+++ Given passage +++
The blog of a Western fan, for other Western fans

The Westerns of Samuel Fuller

Cult director Samuel Fuller was not one of the more prolific exponents of our noble genre – he directed just four big-screen Westerns. But he was a significant one. His Western output is distinctive – and divisive. Fans include filmmakers from Godard and Wenders to Scorsese and Tarantino. Detractors include our own Jeff Arnold, who wrote on this site that:

“I am far from a Fuller fan. Cinéastes love him, especially here in France, where they can be rather pretentious about movies… and they are inveterate auteuristes, foolishly ascribing all creative input on a motion picture to the director. Still, as Fuller often directed, wrote and produced his pictures, which had certain arty tendencies (to offset the sensational subject matter), I suppose they sometimes had a point. In any case Fuller is admirable as far as the Frenchies are concerned. Myself, I find his Westerns lurid and cheap looking.”

Jeff certainly had a point but was perhaps being just a little too sweeping. Fuller brought some genuinely new things to the Western party, they just aren’t everyone’s cup of tea. As Jeff suggests, Samuel’s movies are a strange and heady brew: their offbeat, frequently sensationalist storylines somehow manage to mix nuggets of provocative social commentary with generous helpings of lurid pulp, while visually the films do indeed have frequently arty – even experimental – touches.

Mr Fuller evidently led a full life. Born to a Jewish family in 1912 he was filing crime reports for New York newspapers by the age of 17 and later got into writing pulp novels, eventually making his way to Hollywood as a
screenwriter. His creative career was interrupted by army service – he saw heavy action across Europe and Africa – but on his return to Hollywood, he eventually got the chance to step into the director’s chair under the aegis of producer Robert Lippert. See Jeff’s fine piece on Lippert for an overview of that unpretentious low-budget producer’s career, in which Westerns played a big part. And indeed, Fuller’s first two directorial efforts were entries into our noble genre. Unusual ones at that.
+++
To do
- a) Set down word for word the part of the Samuel Fuller piece starting at "Jeff certainly had" and ending at "experimental – touches.".
- b) Find every row that contains the string "bottom", matching case, and copy each of those rows in full.
+++ Input data +++
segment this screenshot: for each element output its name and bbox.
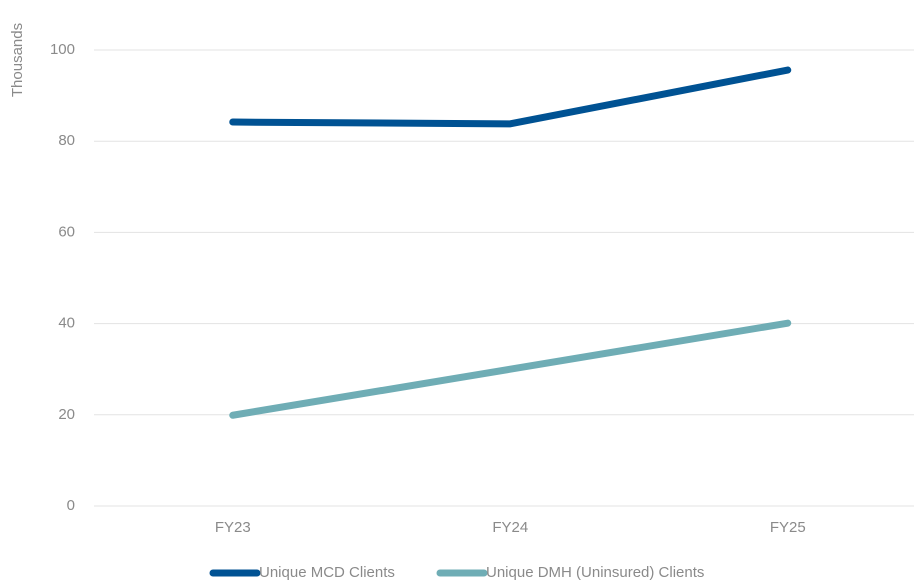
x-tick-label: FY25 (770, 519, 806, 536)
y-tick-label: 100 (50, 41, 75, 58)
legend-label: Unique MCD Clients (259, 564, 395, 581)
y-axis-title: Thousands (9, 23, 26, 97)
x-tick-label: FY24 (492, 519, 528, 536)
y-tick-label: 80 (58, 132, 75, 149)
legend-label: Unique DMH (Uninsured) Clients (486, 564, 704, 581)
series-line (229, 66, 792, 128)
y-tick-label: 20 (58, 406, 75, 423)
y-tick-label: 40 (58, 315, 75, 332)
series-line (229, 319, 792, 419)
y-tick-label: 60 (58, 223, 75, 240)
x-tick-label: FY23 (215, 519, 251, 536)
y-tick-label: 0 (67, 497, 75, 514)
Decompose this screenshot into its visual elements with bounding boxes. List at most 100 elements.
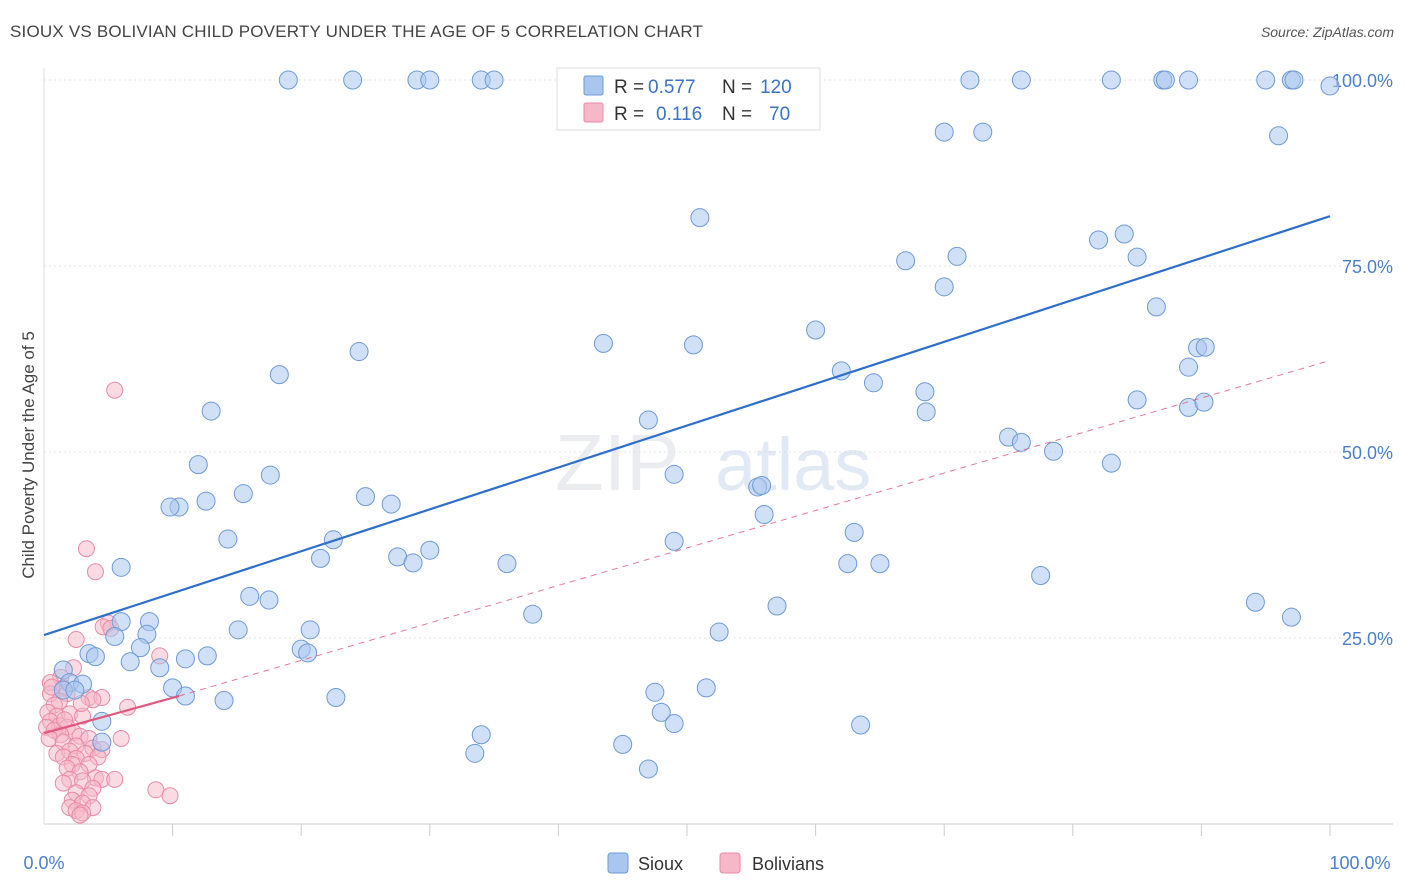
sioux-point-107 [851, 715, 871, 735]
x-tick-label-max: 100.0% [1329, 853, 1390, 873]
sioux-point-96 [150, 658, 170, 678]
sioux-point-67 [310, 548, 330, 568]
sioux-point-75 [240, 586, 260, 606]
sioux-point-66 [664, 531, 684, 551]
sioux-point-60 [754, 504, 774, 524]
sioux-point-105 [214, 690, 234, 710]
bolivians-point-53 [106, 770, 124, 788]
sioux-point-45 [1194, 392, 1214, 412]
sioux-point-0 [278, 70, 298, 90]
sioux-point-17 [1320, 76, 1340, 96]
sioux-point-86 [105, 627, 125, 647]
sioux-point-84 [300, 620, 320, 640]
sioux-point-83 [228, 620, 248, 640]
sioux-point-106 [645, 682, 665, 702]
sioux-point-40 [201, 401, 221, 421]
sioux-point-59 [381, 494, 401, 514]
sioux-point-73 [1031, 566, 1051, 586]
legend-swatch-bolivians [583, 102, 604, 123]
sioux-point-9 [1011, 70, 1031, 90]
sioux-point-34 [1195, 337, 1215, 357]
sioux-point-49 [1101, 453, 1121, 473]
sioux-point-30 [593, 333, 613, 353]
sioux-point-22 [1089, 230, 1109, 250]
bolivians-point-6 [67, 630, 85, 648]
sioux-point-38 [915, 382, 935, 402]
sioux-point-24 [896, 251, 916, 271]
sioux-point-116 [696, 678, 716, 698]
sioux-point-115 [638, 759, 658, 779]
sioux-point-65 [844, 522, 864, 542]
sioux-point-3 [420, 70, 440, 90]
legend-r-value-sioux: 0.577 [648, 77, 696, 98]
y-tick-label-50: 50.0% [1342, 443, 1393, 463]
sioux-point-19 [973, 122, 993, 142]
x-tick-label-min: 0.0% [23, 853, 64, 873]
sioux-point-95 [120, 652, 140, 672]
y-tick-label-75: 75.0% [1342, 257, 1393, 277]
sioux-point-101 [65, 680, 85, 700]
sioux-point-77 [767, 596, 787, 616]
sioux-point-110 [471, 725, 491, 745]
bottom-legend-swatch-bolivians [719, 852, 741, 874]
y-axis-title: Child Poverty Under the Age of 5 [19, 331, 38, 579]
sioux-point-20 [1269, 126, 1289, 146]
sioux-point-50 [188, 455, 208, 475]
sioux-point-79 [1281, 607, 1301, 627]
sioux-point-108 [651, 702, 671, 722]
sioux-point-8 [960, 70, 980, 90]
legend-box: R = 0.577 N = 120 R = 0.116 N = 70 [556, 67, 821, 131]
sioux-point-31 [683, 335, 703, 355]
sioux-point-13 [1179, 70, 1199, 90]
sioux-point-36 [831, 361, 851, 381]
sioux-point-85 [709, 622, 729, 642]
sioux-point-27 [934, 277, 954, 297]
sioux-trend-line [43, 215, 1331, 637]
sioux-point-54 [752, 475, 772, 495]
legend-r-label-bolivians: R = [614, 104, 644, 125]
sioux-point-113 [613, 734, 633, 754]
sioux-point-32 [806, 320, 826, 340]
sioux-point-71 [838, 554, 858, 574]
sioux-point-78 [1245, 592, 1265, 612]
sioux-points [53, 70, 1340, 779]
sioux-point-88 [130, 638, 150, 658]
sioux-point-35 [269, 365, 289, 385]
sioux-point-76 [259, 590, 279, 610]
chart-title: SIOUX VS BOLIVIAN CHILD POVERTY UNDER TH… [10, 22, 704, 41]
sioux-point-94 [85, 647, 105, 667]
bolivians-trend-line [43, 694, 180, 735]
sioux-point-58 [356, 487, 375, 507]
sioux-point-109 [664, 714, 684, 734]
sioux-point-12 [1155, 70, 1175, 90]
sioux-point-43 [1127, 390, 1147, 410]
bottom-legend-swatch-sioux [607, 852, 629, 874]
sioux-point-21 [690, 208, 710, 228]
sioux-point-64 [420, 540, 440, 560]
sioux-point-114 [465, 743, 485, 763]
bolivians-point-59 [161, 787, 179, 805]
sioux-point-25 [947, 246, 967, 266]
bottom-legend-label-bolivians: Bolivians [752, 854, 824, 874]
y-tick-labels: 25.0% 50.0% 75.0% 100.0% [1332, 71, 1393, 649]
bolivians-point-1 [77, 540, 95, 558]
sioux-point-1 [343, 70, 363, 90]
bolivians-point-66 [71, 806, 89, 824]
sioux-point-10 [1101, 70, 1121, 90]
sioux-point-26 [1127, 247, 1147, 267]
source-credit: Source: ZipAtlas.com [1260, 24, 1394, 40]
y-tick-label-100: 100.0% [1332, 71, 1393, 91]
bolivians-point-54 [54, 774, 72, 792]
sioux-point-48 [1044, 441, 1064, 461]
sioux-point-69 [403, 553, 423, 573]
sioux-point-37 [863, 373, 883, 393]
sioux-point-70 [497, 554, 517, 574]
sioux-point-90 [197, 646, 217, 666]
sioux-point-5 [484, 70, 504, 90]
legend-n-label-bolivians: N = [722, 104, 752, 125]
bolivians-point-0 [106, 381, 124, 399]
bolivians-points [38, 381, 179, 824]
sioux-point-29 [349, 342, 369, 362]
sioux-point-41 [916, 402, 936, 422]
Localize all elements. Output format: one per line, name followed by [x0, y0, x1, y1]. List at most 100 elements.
+++
Responses
- a)
Jeff certainly had a point but was perhaps being just a little too sweeping. Fuller brought some genuinely new things to the Western party, they just aren’t everyone’s cup of tea. As Jeff suggests, Samuel’s movies are a strange and heady brew: their offbeat, frequently sensationalist storylines somehow manage to mix nuggets of provocative social commentary with generous helpings of lurid pulp, while visually the films do indeed have frequently arty – even experimental – touches.

- b)
bottom-legend-swatch-bolivians [719, 852, 741, 874]
bottom-legend-swatch-sioux [607, 852, 629, 874]
bottom-legend-label-bolivians: Bolivians [752, 854, 824, 874]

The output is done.